* _WHAT IS EXPECTED_
Without omitting anything, retype the data that follows.

* _Dataset items_
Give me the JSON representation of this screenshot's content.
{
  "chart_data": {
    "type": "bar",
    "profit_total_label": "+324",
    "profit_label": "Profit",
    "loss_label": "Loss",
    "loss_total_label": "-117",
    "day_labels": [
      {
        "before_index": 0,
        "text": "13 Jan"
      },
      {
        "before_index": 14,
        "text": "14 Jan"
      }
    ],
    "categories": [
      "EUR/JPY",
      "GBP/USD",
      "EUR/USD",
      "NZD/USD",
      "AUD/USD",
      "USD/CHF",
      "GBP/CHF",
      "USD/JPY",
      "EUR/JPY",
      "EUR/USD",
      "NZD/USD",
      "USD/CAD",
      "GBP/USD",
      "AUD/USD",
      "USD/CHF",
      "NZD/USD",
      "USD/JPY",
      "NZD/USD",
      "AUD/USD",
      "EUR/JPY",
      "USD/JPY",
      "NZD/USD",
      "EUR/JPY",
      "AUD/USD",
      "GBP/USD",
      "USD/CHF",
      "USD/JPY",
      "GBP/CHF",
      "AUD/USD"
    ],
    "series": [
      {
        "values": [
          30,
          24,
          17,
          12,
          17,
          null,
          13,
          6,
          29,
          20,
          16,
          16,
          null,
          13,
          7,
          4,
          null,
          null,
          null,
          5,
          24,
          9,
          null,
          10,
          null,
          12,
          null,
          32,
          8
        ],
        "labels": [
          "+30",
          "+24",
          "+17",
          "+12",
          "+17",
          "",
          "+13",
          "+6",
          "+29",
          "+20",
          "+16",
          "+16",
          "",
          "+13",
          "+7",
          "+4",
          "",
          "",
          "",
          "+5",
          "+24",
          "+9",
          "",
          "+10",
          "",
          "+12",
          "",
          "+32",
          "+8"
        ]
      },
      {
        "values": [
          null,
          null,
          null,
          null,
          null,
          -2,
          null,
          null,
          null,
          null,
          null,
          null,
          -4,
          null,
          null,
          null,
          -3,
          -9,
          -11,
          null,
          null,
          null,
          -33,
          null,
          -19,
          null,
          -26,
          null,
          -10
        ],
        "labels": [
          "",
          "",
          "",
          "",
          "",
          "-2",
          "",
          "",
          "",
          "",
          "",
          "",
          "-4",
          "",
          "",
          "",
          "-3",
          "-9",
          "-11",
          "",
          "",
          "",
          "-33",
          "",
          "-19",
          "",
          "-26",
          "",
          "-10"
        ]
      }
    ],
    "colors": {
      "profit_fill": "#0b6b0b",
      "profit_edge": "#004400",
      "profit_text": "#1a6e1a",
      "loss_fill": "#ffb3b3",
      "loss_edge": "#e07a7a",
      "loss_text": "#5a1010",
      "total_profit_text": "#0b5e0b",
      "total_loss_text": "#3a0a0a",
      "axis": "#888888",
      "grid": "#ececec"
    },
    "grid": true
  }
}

* _OUTPUT FOR THIS EXERCISE_
Give me the JSON representation of this screenshot's content.
{
  "chart_data": {
    "type": "bar",
    "profit_total_label": "+324",
    "profit_label": "Profit",
    "loss_label": "Loss",
    "loss_total_label": "-117",
    "day_labels": [
      {
        "before_index": 0,
        "text": "13 Jan"
      },
      {
        "before_index": 14,
        "text": "14 Jan"
      }
    ],
    "categories": [
      "EUR/JPY",
      "GBP/USD",
      "EUR/USD",
      "NZD/USD",
      "AUD/USD",
      "USD/CHF",
      "GBP/CHF",
      "USD/JPY",
      "EUR/JPY",
      "EUR/USD",
      "NZD/USD",
      "USD/CAD",
      "GBP/USD",
      "AUD/USD",
      "USD/CHF",
      "NZD/USD",
      "USD/JPY",
      "NZD/USD",
      "AUD/USD",
      "EUR/JPY",
      "USD/JPY",
      "NZD/USD",
      "EUR/JPY",
      "AUD/USD",
      "GBP/USD",
      "USD/CHF",
      "USD/JPY",
      "GBP/CHF",
      "AUD/USD"
    ],
    "series": [
      {
        "values": [
          30,
          24,
          17,
          12,
          17,
          null,
          13,
          6,
          29,
          20,
          16,
          16,
          null,
          13,
          7,
          4,
          null,
          null,
          null,
          5,
          24,
          9,
          null,
          10,
          null,
          12,
          null,
          32,
          8
        ],
        "labels": [
          "+30",
          "+24",
          "+17",
          "+12",
          "+17",
          "",
          "+13",
          "+6",
          "+29",
          "+20",
          "+16",
          "+16",
          "",
          "+13",
          "+7",
          "+4",
          "",
          "",
          "",
          "+5",
          "+24",
          "+9",
          "",
          "+10",
          "",
          "+12",
          "",
          "+32",
          "+8"
        ]
      },
      {
        "values": [
          null,
          null,
          null,
          null,
          null,
          -2,
          null,
          null,
          null,
          null,
          null,
          null,
          -4,
          null,
          null,
          null,
          -3,
          -9,
          -11,
          null,
          null,
          null,
          -33,
          null,
          -19,
          null,
          -26,
          null,
          -10
        ],
        "labels": [
          "",
          "",
          "",
          "",
          "",
          "-2",
          "",
          "",
          "",
          "",
          "",
          "",
          "-4",
          "",
          "",
          "",
          "-3",
          "-9",
          "-11",
          "",
          "",
          "",
          "-33",
          "",
          "-19",
          "",
          "-26",
          "",
          "-10"
        ]
      }
    ],
    "colors": {
      "profit_fill": "#0b6b0b",
      "profit_edge": "#004400",
      "profit_text": "#1a6e1a",
      "loss_fill": "#ffb3b3",
      "loss_edge": "#e07a7a",
      "loss_text": "#5a1010",
      "total_profit_text": "#0b5e0b",
      "total_loss_text": "#3a0a0a",
      "axis": "#888888",
      "grid": "#ececec"
    },
    "grid": true
  }
}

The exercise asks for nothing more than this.